**Given entries:**

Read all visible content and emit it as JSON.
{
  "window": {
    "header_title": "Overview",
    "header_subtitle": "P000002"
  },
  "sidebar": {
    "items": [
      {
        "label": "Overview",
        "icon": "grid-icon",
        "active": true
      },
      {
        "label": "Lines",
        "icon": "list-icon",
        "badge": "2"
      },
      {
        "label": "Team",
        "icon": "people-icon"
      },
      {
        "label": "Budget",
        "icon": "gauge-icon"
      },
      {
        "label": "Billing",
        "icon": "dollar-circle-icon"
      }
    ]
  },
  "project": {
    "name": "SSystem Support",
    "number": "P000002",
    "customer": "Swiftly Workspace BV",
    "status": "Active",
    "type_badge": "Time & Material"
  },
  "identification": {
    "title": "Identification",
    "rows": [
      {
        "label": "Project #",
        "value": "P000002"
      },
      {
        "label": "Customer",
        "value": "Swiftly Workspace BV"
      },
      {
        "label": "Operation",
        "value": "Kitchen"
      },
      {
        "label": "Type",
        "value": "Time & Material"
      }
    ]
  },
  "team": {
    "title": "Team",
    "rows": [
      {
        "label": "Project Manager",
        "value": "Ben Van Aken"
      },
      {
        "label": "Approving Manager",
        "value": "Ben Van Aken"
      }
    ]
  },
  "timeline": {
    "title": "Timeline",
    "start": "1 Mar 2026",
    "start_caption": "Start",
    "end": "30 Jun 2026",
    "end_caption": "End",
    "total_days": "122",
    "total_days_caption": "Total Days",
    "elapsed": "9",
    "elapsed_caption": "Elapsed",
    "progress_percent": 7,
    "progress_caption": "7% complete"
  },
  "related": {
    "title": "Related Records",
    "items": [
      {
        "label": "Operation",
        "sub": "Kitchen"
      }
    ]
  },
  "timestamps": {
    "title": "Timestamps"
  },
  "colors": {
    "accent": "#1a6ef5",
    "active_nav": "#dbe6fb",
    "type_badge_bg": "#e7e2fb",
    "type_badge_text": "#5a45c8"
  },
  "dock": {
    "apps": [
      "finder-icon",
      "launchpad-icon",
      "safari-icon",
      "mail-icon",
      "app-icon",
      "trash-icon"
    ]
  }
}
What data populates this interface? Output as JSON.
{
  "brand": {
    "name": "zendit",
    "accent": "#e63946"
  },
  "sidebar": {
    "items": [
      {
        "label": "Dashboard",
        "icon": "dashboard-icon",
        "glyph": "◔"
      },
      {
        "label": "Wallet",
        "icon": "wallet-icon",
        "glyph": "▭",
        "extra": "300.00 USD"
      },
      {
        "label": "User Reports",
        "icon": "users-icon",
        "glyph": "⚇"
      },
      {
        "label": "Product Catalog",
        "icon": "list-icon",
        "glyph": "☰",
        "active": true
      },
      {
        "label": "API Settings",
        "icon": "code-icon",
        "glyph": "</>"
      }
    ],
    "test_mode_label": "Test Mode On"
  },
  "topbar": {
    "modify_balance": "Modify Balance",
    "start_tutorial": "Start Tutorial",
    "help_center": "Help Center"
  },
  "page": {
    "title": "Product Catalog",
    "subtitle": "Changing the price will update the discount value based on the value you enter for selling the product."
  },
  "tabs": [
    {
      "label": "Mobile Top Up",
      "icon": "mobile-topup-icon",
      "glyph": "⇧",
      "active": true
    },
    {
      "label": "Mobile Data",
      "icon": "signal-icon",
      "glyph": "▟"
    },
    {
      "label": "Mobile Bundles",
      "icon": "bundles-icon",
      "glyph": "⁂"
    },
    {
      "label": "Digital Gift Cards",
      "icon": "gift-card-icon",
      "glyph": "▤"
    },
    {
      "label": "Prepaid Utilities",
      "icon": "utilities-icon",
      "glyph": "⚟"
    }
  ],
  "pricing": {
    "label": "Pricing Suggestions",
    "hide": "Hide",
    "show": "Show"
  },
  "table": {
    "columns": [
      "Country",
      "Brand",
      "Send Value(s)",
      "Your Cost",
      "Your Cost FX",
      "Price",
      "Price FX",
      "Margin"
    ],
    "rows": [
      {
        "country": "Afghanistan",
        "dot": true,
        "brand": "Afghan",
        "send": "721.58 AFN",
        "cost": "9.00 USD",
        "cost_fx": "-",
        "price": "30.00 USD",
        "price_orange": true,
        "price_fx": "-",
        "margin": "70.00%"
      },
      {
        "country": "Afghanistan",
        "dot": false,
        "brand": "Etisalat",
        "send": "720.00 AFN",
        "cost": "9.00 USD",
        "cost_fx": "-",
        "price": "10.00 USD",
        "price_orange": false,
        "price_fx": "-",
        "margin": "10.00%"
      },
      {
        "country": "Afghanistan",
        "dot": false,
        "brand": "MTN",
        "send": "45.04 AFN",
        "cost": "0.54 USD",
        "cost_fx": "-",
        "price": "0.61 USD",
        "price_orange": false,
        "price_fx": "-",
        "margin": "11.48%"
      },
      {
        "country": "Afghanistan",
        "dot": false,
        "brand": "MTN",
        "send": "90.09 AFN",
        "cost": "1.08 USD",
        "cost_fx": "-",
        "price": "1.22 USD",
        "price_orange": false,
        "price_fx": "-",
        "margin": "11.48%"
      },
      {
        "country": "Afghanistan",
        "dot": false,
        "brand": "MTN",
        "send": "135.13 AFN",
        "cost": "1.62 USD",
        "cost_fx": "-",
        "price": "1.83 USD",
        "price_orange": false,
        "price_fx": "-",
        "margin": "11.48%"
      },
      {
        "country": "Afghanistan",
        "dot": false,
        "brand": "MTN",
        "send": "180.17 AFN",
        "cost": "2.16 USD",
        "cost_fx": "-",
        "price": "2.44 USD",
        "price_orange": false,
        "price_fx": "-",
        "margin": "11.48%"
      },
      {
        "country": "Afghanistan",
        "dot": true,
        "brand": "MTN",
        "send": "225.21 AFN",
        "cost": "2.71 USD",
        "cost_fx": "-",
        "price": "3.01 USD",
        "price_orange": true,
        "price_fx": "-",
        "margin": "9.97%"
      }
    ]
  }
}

**Requirements:**
Extract every record and return it verbatim.

**Final answer:**
Read all visible content and emit it as JSON.
{
  "window": {
    "header_title": "Overview",
    "header_subtitle": "P000002"
  },
  "sidebar": {
    "items": [
      {
        "label": "Overview",
        "icon": "grid-icon",
        "active": true
      },
      {
        "label": "Lines",
        "icon": "list-icon",
        "badge": "2"
      },
      {
        "label": "Team",
        "icon": "people-icon"
      },
      {
        "label": "Budget",
        "icon": "gauge-icon"
      },
      {
        "label": "Billing",
        "icon": "dollar-circle-icon"
      }
    ]
  },
  "project": {
    "name": "SSystem Support",
    "number": "P000002",
    "customer": "Swiftly Workspace BV",
    "status": "Active",
    "type_badge": "Time & Material"
  },
  "identification": {
    "title": "Identification",
    "rows": [
      {
        "label": "Project #",
        "value": "P000002"
      },
      {
        "label": "Customer",
        "value": "Swiftly Workspace BV"
      },
      {
        "label": "Operation",
        "value": "Kitchen"
      },
      {
        "label": "Type",
        "value": "Time & Material"
      }
    ]
  },
  "team": {
    "title": "Team",
    "rows": [
      {
        "label": "Project Manager",
        "value": "Ben Van Aken"
      },
      {
        "label": "Approving Manager",
        "value": "Ben Van Aken"
      }
    ]
  },
  "timeline": {
    "title": "Timeline",
    "start": "1 Mar 2026",
    "start_caption": "Start",
    "end": "30 Jun 2026",
    "end_caption": "End",
    "total_days": "122",
    "total_days_caption": "Total Days",
    "elapsed": "9",
    "elapsed_caption": "Elapsed",
    "progress_percent": 7,
    "progress_caption": "7% complete"
  },
  "related": {
    "title": "Related Records",
    "items": [
      {
        "label": "Operation",
        "sub": "Kitchen"
      }
    ]
  },
  "timestamps": {
    "title": "Timestamps"
  },
  "colors": {
    "accent": "#1a6ef5",
    "active_nav": "#dbe6fb",
    "type_badge_bg": "#e7e2fb",
    "type_badge_text": "#5a45c8"
  },
  "dock": {
    "apps": [
      "finder-icon",
      "launchpad-icon",
      "safari-icon",
      "mail-icon",
      "app-icon",
      "trash-icon"
    ]
  }
}
What data populates this interface? Output as JSON.
{
  "brand": {
    "name": "zendit",
    "accent": "#e63946"
  },
  "sidebar": {
    "items": [
      {
        "label": "Dashboard",
        "icon": "dashboard-icon",
        "glyph": "◔"
      },
      {
        "label": "Wallet",
        "icon": "wallet-icon",
        "glyph": "▭",
        "extra": "300.00 USD"
      },
      {
        "label": "User Reports",
        "icon": "users-icon",
        "glyph": "⚇"
      },
      {
        "label": "Product Catalog",
        "icon": "list-icon",
        "glyph": "☰",
        "active": true
      },
      {
        "label": "API Settings",
        "icon": "code-icon",
        "glyph": "</>"
      }
    ],
    "test_mode_label": "Test Mode On"
  },
  "topbar": {
    "modify_balance": "Modify Balance",
    "start_tutorial": "Start Tutorial",
    "help_center": "Help Center"
  },
  "page": {
    "title": "Product Catalog",
    "subtitle": "Changing the price will update the discount value based on the value you enter for selling the product."
  },
  "tabs": [
    {
      "label": "Mobile Top Up",
      "icon": "mobile-topup-icon",
      "glyph": "⇧",
      "active": true
    },
    {
      "label": "Mobile Data",
      "icon": "signal-icon",
      "glyph": "▟"
    },
    {
      "label": "Mobile Bundles",
      "icon": "bundles-icon",
      "glyph": "⁂"
    },
    {
      "label": "Digital Gift Cards",
      "icon": "gift-card-icon",
      "glyph": "▤"
    },
    {
      "label": "Prepaid Utilities",
      "icon": "utilities-icon",
      "glyph": "⚟"
    }
  ],
  "pricing": {
    "label": "Pricing Suggestions",
    "hide": "Hide",
    "show": "Show"
  },
  "table": {
    "columns": [
      "Country",
      "Brand",
      "Send Value(s)",
      "Your Cost",
      "Your Cost FX",
      "Price",
      "Price FX",
      "Margin"
    ],
    "rows": [
      {
        "country": "Afghanistan",
        "dot": true,
        "brand": "Afghan",
        "send": "721.58 AFN",
        "cost": "9.00 USD",
        "cost_fx": "-",
        "price": "30.00 USD",
        "price_orange": true,
        "price_fx": "-",
        "margin": "70.00%"
      },
      {
        "country": "Afghanistan",
        "dot": false,
        "brand": "Etisalat",
        "send": "720.00 AFN",
        "cost": "9.00 USD",
        "cost_fx": "-",
        "price": "10.00 USD",
        "price_orange": false,
        "price_fx": "-",
        "margin": "10.00%"
      },
      {
        "country": "Afghanistan",
        "dot": false,
        "brand": "MTN",
        "send": "45.04 AFN",
        "cost": "0.54 USD",
        "cost_fx": "-",
        "price": "0.61 USD",
        "price_orange": false,
        "price_fx": "-",
        "margin": "11.48%"
      },
      {
        "country": "Afghanistan",
        "dot": false,
        "brand": "MTN",
        "send": "90.09 AFN",
        "cost": "1.08 USD",
        "cost_fx": "-",
        "price": "1.22 USD",
        "price_orange": false,
        "price_fx": "-",
        "margin": "11.48%"
      },
      {
        "country": "Afghanistan",
        "dot": false,
        "brand": "MTN",
        "send": "135.13 AFN",
        "cost": "1.62 USD",
        "cost_fx": "-",
        "price": "1.83 USD",
        "price_orange": false,
        "price_fx": "-",
        "margin": "11.48%"
      },
      {
        "country": "Afghanistan",
        "dot": false,
        "brand": "MTN",
        "send": "180.17 AFN",
        "cost": "2.16 USD",
        "cost_fx": "-",
        "price": "2.44 USD",
        "price_orange": false,
        "price_fx": "-",
        "margin": "11.48%"
      },
      {
        "country": "Afghanistan",
        "dot": true,
        "brand": "MTN",
        "send": "225.21 AFN",
        "cost": "2.71 USD",
        "cost_fx": "-",
        "price": "3.01 USD",
        "price_orange": true,
        "price_fx": "-",
        "margin": "9.97%"
      }
    ]
  }
}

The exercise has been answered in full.